■ **YOUR INSTRUCTIONS**
Below, find each line holding "Région" and state how many there are, using the number alone.

■ **PROVIDED RECORDS**
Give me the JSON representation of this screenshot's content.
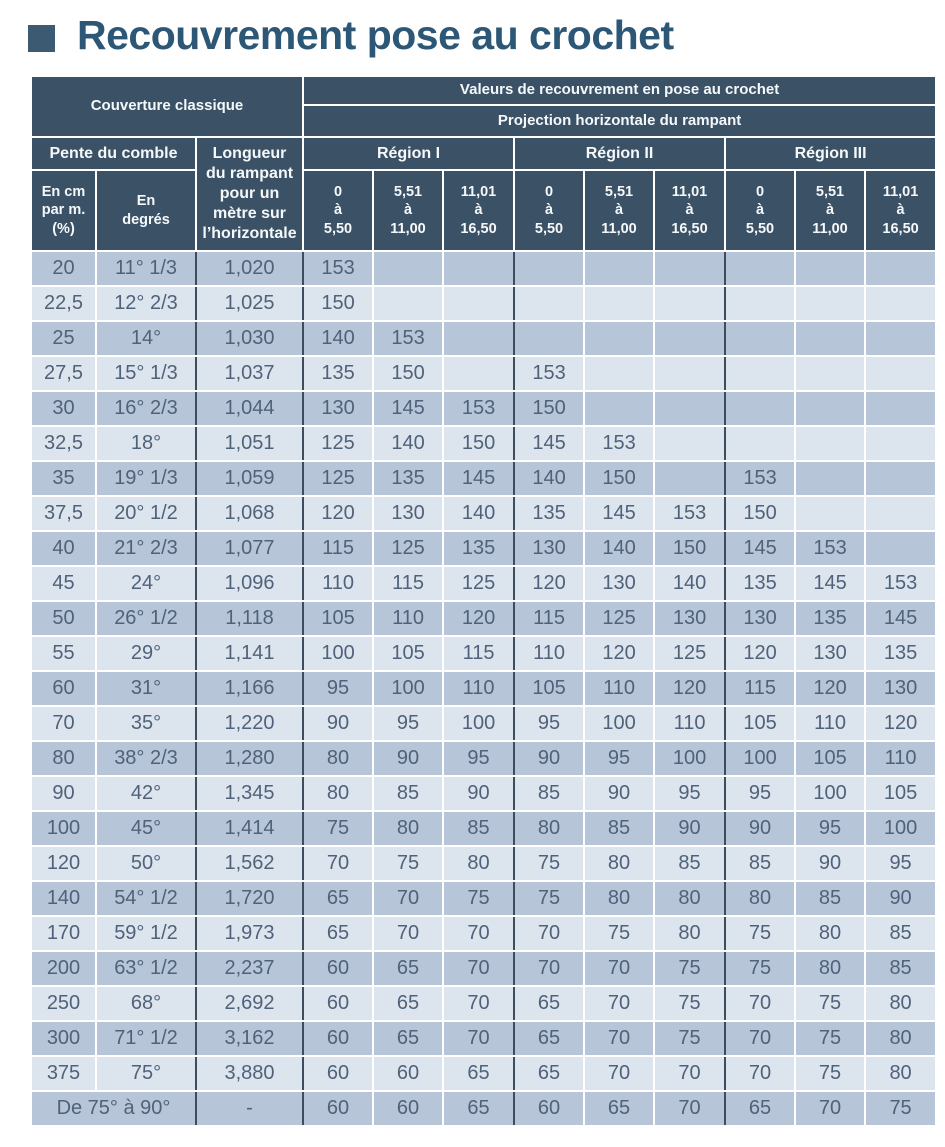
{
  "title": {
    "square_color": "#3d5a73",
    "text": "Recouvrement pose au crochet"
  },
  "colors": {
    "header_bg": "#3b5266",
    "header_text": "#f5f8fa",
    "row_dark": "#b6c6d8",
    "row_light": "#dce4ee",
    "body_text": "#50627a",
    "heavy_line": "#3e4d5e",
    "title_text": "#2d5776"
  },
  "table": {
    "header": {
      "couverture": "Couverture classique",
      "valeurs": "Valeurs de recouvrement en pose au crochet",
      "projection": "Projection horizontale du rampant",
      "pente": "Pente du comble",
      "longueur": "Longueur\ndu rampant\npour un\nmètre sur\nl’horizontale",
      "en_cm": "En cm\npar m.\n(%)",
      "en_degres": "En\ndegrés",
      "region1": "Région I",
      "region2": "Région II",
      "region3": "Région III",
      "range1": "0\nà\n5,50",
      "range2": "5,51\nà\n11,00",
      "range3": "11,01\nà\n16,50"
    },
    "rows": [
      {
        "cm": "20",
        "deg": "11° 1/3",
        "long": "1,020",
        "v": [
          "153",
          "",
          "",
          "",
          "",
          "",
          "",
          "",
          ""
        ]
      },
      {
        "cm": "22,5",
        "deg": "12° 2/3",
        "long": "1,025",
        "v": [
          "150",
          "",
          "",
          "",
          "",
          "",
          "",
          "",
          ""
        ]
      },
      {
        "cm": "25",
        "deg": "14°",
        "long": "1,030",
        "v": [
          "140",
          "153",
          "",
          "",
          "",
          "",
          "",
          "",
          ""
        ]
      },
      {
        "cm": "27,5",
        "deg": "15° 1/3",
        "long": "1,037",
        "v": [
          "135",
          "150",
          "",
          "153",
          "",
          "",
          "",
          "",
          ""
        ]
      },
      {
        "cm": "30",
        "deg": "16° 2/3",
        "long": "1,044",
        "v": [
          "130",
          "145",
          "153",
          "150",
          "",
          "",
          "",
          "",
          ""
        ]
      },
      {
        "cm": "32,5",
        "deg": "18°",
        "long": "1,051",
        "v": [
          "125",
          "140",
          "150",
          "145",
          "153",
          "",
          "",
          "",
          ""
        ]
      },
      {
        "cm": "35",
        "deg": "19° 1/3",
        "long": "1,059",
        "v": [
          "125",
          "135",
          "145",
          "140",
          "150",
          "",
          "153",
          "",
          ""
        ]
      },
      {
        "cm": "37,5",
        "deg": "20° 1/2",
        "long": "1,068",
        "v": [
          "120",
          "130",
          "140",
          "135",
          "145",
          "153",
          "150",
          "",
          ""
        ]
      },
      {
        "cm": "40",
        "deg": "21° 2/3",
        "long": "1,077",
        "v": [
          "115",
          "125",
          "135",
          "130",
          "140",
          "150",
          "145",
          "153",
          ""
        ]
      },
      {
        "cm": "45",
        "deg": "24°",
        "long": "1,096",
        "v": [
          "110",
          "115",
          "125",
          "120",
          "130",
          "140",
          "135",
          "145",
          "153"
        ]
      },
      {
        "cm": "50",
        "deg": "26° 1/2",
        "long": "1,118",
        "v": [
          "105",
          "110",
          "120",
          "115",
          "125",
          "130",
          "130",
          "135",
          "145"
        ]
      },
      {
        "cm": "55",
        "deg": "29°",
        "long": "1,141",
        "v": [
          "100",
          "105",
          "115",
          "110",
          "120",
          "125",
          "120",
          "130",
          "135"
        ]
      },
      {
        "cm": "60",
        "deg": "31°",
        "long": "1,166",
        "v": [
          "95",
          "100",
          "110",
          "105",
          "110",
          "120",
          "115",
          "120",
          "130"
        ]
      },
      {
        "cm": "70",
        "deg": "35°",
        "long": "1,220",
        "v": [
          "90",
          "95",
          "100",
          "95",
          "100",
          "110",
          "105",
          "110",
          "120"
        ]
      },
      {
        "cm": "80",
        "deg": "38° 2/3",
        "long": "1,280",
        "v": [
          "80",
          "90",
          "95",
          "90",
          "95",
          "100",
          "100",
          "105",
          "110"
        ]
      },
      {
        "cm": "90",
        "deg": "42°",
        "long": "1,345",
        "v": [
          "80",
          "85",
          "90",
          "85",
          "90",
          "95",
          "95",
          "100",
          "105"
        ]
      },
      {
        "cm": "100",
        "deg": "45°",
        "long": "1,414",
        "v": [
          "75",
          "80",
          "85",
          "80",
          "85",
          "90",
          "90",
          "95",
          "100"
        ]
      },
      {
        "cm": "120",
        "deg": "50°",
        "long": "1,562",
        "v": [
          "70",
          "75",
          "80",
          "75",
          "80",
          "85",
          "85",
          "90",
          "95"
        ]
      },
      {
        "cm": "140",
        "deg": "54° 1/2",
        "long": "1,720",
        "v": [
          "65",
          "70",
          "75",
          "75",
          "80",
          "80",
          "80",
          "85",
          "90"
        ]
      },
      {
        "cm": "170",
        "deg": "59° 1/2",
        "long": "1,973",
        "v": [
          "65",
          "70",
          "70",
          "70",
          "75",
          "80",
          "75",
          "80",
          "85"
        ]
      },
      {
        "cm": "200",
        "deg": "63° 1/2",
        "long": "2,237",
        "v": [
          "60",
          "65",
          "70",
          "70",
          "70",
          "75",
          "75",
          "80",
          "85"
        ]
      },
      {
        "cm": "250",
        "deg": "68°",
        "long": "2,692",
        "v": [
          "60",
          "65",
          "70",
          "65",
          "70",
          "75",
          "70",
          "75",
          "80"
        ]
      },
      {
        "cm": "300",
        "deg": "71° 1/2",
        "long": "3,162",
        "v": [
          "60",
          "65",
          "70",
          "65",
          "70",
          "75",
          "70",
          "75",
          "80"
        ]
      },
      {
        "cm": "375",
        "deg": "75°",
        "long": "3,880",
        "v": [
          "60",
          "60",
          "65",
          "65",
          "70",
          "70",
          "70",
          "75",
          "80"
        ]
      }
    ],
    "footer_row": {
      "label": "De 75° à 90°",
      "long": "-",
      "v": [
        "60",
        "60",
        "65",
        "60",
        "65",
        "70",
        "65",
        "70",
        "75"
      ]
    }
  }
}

■ **THE REPLY**
3